Stated task: Transcribe every entry below word for word, but skip the pictures.

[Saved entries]
==================================================

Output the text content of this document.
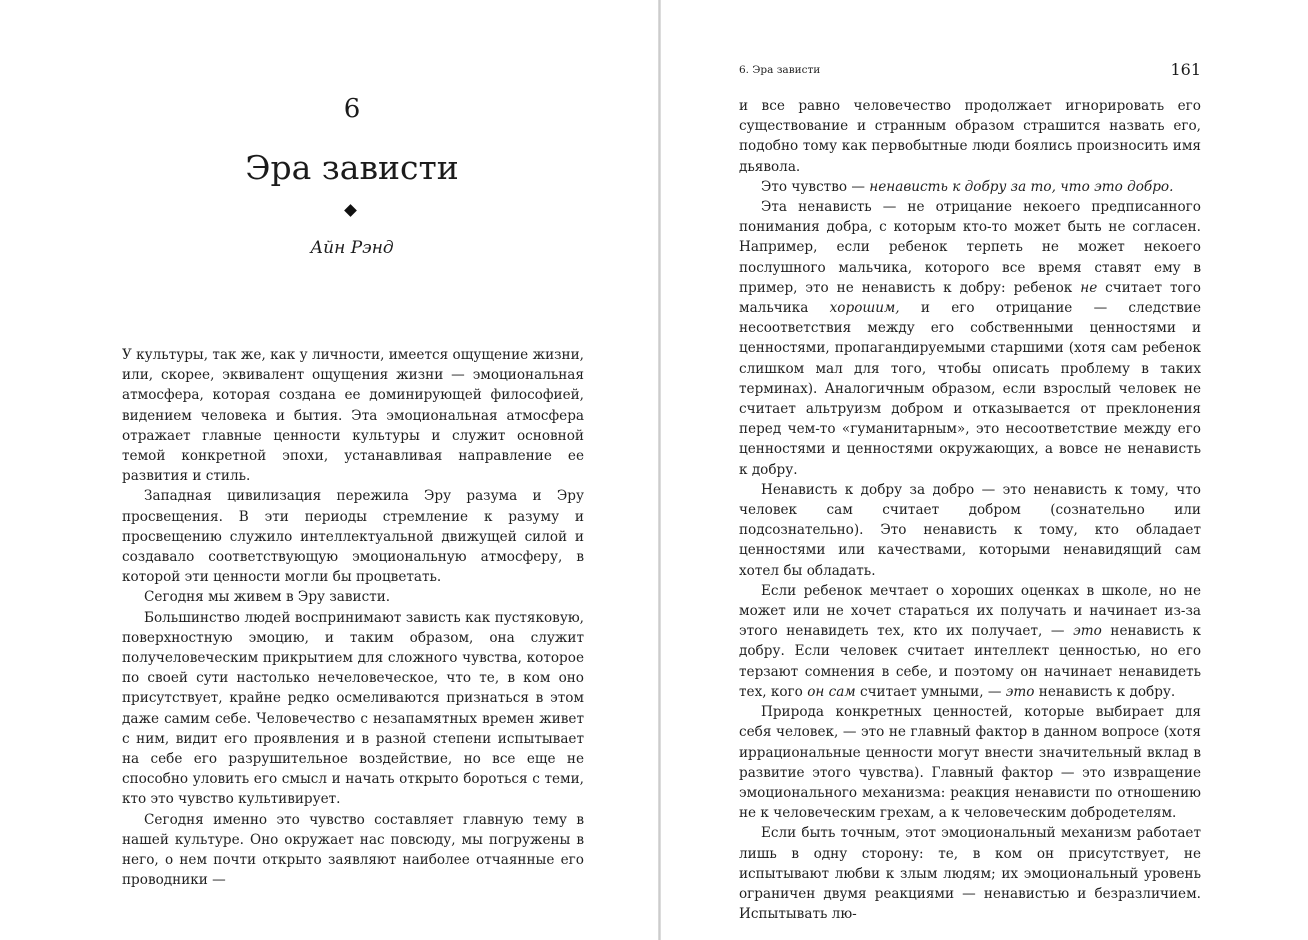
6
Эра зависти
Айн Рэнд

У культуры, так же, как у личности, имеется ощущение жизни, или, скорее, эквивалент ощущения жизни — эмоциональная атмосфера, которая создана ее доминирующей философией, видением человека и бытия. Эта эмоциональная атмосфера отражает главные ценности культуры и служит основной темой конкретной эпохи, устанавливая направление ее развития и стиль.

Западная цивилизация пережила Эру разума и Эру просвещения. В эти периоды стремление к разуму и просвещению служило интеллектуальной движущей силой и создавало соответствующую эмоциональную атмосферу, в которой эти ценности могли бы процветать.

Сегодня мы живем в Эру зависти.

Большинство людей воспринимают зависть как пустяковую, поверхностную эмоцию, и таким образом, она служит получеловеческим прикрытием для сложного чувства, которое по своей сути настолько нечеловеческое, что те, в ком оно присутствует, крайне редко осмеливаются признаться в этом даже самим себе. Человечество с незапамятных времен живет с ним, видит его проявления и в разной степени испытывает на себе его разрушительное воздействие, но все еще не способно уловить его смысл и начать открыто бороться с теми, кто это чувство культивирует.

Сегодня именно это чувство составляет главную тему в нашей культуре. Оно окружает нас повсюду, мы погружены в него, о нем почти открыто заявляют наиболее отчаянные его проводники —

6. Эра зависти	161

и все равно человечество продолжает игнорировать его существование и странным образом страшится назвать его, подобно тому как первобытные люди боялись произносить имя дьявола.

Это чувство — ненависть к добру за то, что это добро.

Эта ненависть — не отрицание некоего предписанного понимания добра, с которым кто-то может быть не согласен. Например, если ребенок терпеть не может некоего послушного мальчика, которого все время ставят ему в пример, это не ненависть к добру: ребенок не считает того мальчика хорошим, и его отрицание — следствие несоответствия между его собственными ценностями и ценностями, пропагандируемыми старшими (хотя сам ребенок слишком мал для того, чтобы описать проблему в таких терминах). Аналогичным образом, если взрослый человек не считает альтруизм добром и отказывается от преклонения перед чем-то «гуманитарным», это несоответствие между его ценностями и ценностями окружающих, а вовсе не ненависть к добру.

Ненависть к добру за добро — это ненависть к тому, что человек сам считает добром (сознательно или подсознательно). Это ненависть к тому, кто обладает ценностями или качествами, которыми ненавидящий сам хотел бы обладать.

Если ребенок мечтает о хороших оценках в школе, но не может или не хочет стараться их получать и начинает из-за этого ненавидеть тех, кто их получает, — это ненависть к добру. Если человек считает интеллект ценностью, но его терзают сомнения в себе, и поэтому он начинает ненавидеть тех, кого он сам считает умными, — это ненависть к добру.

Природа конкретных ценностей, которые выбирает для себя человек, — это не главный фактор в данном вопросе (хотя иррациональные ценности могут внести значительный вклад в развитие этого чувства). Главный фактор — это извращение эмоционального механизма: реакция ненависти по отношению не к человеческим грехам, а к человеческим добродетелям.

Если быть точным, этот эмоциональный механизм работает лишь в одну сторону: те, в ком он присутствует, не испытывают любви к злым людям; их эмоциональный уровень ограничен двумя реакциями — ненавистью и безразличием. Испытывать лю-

==================================================

Response below:
Output the text content of this document.
6
Эра зависти
Айн Рэнд

У культуры, так же, как у личности, имеется ощущение жизни, или, скорее, эквивалент ощущения жизни — эмоциональная атмосфера, которая создана ее доминирующей философией, видением человека и бытия. Эта эмоциональная атмосфера отражает главные ценности культуры и служит основной темой конкретной эпохи, устанавливая направление ее развития и стиль.

Западная цивилизация пережила Эру разума и Эру просвещения. В эти периоды стремление к разуму и просвещению служило интеллектуальной движущей силой и создавало соответствующую эмоциональную атмосферу, в которой эти ценности могли бы процветать.

Сегодня мы живем в Эру зависти.

Большинство людей воспринимают зависть как пустяковую, поверхностную эмоцию, и таким образом, она служит получеловеческим прикрытием для сложного чувства, которое по своей сути настолько нечеловеческое, что те, в ком оно присутствует, крайне редко осмеливаются признаться в этом даже самим себе. Человечество с незапамятных времен живет с ним, видит его проявления и в разной степени испытывает на себе его разрушительное воздействие, но все еще не способно уловить его смысл и начать открыто бороться с теми, кто это чувство культивирует.

Сегодня именно это чувство составляет главную тему в нашей культуре. Оно окружает нас повсюду, мы погружены в него, о нем почти открыто заявляют наиболее отчаянные его проводники —

6. Эра зависти	161

и все равно человечество продолжает игнорировать его существование и странным образом страшится назвать его, подобно тому как первобытные люди боялись произносить имя дьявола.

Это чувство — ненависть к добру за то, что это добро.

Эта ненависть — не отрицание некоего предписанного понимания добра, с которым кто-то может быть не согласен. Например, если ребенок терпеть не может некоего послушного мальчика, которого все время ставят ему в пример, это не ненависть к добру: ребенок не считает того мальчика хорошим, и его отрицание — следствие несоответствия между его собственными ценностями и ценностями, пропагандируемыми старшими (хотя сам ребенок слишком мал для того, чтобы описать проблему в таких терминах). Аналогичным образом, если взрослый человек не считает альтруизм добром и отказывается от преклонения перед чем-то «гуманитарным», это несоответствие между его ценностями и ценностями окружающих, а вовсе не ненависть к добру.

Ненависть к добру за добро — это ненависть к тому, что человек сам считает добром (сознательно или подсознательно). Это ненависть к тому, кто обладает ценностями или качествами, которыми ненавидящий сам хотел бы обладать.

Если ребенок мечтает о хороших оценках в школе, но не может или не хочет стараться их получать и начинает из-за этого ненавидеть тех, кто их получает, — это ненависть к добру. Если человек считает интеллект ценностью, но его терзают сомнения в себе, и поэтому он начинает ненавидеть тех, кого он сам считает умными, — это ненависть к добру.

Природа конкретных ценностей, которые выбирает для себя человек, — это не главный фактор в данном вопросе (хотя иррациональные ценности могут внести значительный вклад в развитие этого чувства). Главный фактор — это извращение эмоционального механизма: реакция ненависти по отношению не к человеческим грехам, а к человеческим добродетелям.

Если быть точным, этот эмоциональный механизм работает лишь в одну сторону: те, в ком он присутствует, не испытывают любви к злым людям; их эмоциональный уровень ограничен двумя реакциями — ненавистью и безразличием. Испытывать лю-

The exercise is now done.